TASK OBJECTIVE ▸ List every line in this data where the string "clearance" occurs.

____

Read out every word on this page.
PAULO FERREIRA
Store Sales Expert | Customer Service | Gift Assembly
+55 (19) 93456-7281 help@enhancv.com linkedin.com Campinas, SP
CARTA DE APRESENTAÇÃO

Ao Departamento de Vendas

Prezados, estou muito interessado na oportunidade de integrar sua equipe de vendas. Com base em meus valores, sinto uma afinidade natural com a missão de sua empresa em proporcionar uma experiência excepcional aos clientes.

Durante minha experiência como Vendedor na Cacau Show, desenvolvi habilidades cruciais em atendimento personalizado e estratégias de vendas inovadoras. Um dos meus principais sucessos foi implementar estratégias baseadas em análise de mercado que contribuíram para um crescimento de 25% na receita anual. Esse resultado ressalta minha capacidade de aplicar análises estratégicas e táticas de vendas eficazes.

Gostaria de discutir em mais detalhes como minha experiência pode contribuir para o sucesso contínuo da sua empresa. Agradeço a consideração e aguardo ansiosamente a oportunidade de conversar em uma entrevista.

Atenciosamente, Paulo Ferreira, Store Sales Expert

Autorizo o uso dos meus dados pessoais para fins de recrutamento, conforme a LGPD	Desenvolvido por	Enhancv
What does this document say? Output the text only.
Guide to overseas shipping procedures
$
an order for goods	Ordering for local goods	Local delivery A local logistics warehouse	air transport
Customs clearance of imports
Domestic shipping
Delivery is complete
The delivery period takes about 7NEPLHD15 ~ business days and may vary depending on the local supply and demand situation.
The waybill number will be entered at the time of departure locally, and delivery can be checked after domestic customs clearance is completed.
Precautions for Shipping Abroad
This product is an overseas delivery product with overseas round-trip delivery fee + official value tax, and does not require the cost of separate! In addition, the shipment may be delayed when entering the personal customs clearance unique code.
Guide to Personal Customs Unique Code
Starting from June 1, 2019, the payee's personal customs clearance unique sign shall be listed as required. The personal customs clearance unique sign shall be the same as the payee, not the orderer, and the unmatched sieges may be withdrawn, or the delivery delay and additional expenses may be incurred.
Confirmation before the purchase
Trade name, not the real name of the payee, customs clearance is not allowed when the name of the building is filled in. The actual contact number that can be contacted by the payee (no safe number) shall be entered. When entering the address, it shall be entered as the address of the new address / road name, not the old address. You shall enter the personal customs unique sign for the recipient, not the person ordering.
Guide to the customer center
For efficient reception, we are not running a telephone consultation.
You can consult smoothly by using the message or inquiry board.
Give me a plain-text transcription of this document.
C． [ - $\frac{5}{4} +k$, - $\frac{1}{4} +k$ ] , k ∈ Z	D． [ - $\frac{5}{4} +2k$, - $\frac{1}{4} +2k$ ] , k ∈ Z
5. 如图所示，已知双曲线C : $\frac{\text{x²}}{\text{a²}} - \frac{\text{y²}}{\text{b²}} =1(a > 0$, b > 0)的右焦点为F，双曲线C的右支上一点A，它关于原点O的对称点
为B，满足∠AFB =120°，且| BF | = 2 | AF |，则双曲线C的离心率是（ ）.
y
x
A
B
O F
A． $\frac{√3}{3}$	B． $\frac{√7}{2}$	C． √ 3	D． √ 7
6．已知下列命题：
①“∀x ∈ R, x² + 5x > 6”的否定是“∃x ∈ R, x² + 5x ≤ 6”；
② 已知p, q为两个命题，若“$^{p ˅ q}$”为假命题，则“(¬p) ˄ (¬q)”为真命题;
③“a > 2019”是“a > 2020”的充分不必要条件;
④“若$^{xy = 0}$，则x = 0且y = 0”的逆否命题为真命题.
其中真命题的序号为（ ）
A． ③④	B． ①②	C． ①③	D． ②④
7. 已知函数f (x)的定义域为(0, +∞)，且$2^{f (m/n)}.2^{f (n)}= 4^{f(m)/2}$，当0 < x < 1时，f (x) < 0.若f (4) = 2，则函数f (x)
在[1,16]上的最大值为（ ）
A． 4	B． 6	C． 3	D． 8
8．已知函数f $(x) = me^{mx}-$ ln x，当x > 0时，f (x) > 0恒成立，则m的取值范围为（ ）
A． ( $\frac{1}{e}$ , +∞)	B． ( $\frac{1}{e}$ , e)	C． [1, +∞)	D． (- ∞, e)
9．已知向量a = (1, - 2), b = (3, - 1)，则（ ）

____

OUTPUT FOR THIS EXERCISE ▸
Customs clearance of imports
The waybill number will be entered at the time of departure locally, and delivery can be checked after domestic customs clearance is completed.
This product is an overseas delivery product with overseas round-trip delivery fee + official value tax, and does not require the cost of separate! In addition, the shipment may be delayed when entering the personal customs clearance unique code.
Starting from June 1, 2019, the payee's personal customs clearance unique sign shall be listed as required. The personal customs clearance unique sign shall be the same as the payee, not the orderer, and the unmatched sieges may be withdrawn, or the delivery delay and additional expenses may be incurred.
Trade name, not the real name of the payee, customs clearance is not allowed when the name of the building is filled in. The actual contact number that can be contacted by the payee (no safe number) shall be entered. When entering the address, it shall be entered as the address of the new address / road name, not the old address. You shall enter the personal customs unique sign for the recipient, not the person ordering.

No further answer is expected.